-- Directions for this task --
Collect each line containing "koncentryczny".

-- Record set --

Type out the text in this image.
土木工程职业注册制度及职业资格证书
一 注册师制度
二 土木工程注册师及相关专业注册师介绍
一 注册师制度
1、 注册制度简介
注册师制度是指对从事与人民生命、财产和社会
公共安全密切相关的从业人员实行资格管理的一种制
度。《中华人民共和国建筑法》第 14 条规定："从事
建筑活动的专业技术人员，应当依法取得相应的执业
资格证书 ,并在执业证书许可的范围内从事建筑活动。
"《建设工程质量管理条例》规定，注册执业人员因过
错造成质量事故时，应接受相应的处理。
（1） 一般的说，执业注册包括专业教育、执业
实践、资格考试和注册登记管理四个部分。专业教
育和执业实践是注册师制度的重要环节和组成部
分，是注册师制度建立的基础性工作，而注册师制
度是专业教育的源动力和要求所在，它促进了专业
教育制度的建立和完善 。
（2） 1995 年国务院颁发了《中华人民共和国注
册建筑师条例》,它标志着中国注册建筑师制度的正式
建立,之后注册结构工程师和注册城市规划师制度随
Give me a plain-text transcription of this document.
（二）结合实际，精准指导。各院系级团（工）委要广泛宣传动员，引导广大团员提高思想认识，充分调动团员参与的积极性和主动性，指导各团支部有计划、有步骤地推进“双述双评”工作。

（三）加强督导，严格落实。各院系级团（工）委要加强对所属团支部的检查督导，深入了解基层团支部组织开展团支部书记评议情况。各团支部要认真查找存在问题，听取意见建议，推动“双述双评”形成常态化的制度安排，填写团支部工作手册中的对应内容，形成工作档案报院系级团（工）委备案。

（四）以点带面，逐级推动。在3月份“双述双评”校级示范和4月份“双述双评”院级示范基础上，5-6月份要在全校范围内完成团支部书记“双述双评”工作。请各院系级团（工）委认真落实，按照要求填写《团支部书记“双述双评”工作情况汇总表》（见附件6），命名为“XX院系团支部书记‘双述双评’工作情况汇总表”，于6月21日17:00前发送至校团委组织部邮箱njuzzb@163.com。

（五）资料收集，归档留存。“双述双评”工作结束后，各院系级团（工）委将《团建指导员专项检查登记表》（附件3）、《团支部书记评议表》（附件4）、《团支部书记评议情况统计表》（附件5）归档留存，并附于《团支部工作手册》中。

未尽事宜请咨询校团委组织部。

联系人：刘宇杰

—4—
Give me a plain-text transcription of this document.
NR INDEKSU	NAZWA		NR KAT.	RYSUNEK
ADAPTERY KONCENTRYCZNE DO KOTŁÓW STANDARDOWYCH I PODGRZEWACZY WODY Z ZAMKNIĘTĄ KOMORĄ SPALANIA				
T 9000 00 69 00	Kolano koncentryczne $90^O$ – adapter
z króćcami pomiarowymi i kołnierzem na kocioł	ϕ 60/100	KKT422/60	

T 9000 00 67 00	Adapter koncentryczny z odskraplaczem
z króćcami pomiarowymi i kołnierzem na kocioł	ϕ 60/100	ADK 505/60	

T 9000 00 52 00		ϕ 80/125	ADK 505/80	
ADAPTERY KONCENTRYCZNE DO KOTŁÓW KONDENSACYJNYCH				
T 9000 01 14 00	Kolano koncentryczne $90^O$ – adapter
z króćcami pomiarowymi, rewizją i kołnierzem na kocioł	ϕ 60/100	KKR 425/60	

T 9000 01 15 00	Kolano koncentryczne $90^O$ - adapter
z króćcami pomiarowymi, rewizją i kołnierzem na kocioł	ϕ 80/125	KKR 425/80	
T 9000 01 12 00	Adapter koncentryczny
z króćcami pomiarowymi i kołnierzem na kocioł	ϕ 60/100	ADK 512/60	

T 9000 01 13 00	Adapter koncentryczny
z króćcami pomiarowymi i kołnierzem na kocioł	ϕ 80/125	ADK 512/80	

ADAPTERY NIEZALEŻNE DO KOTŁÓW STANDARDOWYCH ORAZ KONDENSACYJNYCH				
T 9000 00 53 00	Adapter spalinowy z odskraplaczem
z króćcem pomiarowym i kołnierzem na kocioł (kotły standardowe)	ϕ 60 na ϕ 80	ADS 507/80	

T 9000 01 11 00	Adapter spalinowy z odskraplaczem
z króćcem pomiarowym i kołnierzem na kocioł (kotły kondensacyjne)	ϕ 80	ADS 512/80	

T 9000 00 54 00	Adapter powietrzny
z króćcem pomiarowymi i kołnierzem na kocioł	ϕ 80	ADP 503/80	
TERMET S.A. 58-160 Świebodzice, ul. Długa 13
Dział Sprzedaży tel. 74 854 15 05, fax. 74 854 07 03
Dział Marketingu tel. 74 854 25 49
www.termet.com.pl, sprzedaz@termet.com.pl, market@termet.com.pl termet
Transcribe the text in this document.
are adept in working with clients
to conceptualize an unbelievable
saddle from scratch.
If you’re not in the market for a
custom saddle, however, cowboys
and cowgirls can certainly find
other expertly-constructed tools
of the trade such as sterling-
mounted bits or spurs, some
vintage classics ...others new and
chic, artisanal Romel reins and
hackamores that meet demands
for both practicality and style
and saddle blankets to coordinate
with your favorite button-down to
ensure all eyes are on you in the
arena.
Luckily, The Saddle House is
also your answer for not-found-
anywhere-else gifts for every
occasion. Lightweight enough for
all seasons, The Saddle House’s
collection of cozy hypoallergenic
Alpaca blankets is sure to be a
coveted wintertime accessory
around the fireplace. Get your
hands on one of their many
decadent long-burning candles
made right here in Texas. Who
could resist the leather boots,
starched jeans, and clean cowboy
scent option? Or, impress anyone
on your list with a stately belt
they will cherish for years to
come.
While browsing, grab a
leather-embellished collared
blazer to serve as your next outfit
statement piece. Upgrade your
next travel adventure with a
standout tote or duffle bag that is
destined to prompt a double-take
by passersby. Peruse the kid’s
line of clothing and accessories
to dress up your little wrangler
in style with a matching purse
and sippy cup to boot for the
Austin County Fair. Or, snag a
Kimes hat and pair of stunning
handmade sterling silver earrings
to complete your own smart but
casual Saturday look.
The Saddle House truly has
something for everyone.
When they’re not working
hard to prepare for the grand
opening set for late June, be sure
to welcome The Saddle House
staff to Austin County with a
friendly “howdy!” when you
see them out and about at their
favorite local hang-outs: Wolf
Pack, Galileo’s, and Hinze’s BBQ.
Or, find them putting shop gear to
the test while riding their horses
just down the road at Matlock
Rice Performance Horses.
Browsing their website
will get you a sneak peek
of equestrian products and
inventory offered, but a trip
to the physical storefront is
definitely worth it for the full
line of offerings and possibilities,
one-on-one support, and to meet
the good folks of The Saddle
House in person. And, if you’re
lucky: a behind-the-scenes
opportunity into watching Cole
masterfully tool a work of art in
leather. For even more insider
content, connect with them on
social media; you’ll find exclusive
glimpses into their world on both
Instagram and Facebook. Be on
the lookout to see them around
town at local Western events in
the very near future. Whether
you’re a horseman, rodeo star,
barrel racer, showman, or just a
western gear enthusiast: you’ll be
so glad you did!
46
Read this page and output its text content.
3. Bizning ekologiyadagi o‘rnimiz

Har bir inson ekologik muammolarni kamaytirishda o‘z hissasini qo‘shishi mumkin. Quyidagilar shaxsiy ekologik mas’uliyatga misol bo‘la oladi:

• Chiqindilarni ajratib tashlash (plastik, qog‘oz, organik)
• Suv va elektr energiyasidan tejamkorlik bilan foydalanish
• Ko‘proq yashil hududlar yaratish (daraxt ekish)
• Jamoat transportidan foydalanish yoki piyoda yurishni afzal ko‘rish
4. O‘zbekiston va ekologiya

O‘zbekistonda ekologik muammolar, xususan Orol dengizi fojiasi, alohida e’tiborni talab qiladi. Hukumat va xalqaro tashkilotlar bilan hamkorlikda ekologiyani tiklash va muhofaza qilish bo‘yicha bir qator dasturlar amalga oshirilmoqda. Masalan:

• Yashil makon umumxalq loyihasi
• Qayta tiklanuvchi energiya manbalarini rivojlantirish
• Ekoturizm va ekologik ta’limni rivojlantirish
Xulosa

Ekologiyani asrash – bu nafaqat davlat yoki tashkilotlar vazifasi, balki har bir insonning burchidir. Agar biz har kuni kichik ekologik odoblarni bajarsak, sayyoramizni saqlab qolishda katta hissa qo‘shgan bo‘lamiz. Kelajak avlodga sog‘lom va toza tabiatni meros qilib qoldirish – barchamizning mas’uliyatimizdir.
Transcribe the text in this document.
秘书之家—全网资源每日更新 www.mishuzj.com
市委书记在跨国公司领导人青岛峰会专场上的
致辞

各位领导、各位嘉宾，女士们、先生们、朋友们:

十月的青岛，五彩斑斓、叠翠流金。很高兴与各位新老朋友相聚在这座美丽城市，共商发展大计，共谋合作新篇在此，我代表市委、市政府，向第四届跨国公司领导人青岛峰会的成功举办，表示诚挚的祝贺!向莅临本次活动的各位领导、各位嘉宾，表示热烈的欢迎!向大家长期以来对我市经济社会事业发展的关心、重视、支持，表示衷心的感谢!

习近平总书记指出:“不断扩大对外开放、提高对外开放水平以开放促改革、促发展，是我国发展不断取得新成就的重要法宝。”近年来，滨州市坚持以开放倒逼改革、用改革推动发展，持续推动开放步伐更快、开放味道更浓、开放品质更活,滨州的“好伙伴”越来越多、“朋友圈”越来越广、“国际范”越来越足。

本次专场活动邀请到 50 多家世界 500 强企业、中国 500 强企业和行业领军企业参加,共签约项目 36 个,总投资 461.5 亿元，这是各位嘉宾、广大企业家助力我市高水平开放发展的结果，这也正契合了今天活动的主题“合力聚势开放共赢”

-- Solution --
T 9000 00 67 00	Adapter koncentryczny z odskraplaczem
T 9000 01 12 00	Adapter koncentryczny
T 9000 01 13 00	Adapter koncentryczny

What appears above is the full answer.